WHAT THIS TASK INVOLVES → Identify and pull out each line of the entries in which "Hall" occurs.

MATERIAL PROVIDED →
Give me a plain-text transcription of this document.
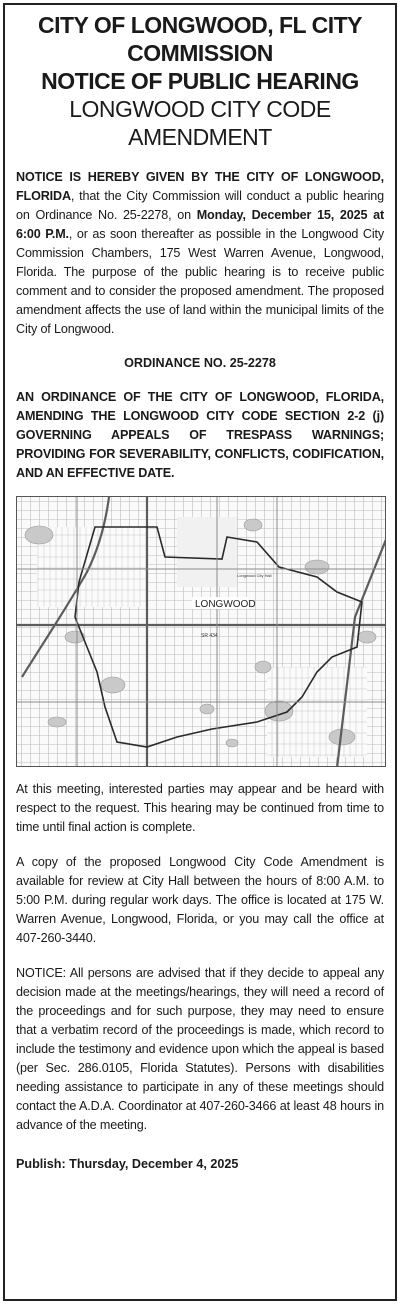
CITY OF LONGWOOD, FL CITY
COMMISSION
NOTICE OF PUBLIC HEARING
LONGWOOD CITY CODE
AMENDMENT

NOTICE IS HEREBY GIVEN BY THE CITY OF LONGWOOD, FLORIDA, that the City Commission will conduct a public hearing on Ordinance No. 25-2278, on Monday, December 15, 2025 at 6:00 P.M., or as soon thereafter as possible in the Longwood City Commission Chambers, 175 West Warren Avenue, Longwood, Florida. The purpose of the public hearing is to receive public comment and to consider the proposed amendment. The proposed amendment affects the use of land within the municipal limits of the City of Longwood.

ORDINANCE NO. 25-2278

AN ORDINANCE OF THE CITY OF LONGWOOD, FLORIDA, AMENDING THE LONGWOOD CITY CODE SECTION 2-2 (j) GOVERNING APPEALS OF TRESPASS WARNINGS; PROVIDING FOR SEVERABILITY, CONFLICTS, CODIFICATION, AND AN EFFECTIVE DATE.

LONGWOOD
SR 434
Longwood City Hall

At this meeting, interested parties may appear and be heard with respect to the request. This hearing may be continued from time to time until final action is complete.

A copy of the proposed Longwood City Code Amendment is available for review at City Hall between the hours of 8:00 A.M. to 5:00 P.M. during regular work days. The office is located at 175 W. Warren Avenue, Longwood, Florida, or you may call the office at 407-260-3440.

NOTICE: All persons are advised that if they decide to appeal any decision made at the meetings/hearings, they will need a record of the proceedings and for such purpose, they may need to ensure that a verbatim record of the proceedings is made, which record to include the testimony and evidence upon which the appeal is based (per Sec. 286.0105, Florida Statutes). Persons with disabilities needing assistance to participate in any of these meetings should contact the A.D.A. Coordinator at 407-260-3466 at least 48 hours in advance of the meeting.

Publish: Thursday, December 4, 2025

THE RESPONSE →
Longwood City Hall
A copy of the proposed Longwood City Code Amendment is available for review at City Hall between the hours of 8:00 A.M. to 5:00 P.M. during regular work days. The office is located at 175 W. Warren Avenue, Longwood, Florida, or you may call the office at 407-260-3440.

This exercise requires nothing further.